(Collection entries)
___

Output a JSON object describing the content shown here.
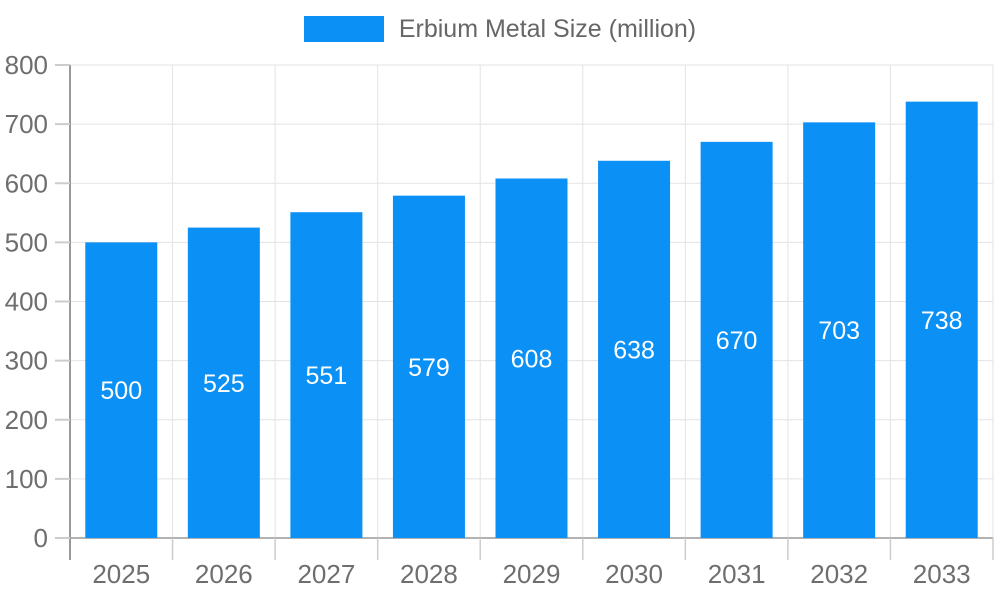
{
  "chart_data": {
    "type": "bar",
    "legend_label": "Erbium Metal Size (million)",
    "categories": [
      "2025",
      "2026",
      "2027",
      "2028",
      "2029",
      "2030",
      "2031",
      "2032",
      "2033"
    ],
    "values": [
      500,
      525,
      551,
      579,
      608,
      638,
      670,
      703,
      738
    ],
    "ylim": [
      0,
      800
    ],
    "yticks": [
      0,
      100,
      200,
      300,
      400,
      500,
      600,
      700,
      800
    ],
    "grid": true,
    "legend_position": "top",
    "bar_color": "#0b90f5",
    "value_label_color": "#ffffff",
    "axis_label_color": "#6e6e6e",
    "grid_color": "#e3e3e3",
    "axis_line_color": "#999999",
    "tick_color": "#cccccc"
  }
}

___

* **AIM OF THE TASK**: Copy all the records above exactly, but leave out the pictures.

* **RESPONSE**:
Output a JSON object describing the content shown here.
{
  "chart_data": {
    "type": "bar",
    "legend_label": "Erbium Metal Size (million)",
    "categories": [
      "2025",
      "2026",
      "2027",
      "2028",
      "2029",
      "2030",
      "2031",
      "2032",
      "2033"
    ],
    "values": [
      500,
      525,
      551,
      579,
      608,
      638,
      670,
      703,
      738
    ],
    "ylim": [
      0,
      800
    ],
    "yticks": [
      0,
      100,
      200,
      300,
      400,
      500,
      600,
      700,
      800
    ],
    "grid": true,
    "legend_position": "top",
    "bar_color": "#0b90f5",
    "value_label_color": "#ffffff",
    "axis_label_color": "#6e6e6e",
    "grid_color": "#e3e3e3",
    "axis_line_color": "#999999",
    "tick_color": "#cccccc"
  }
}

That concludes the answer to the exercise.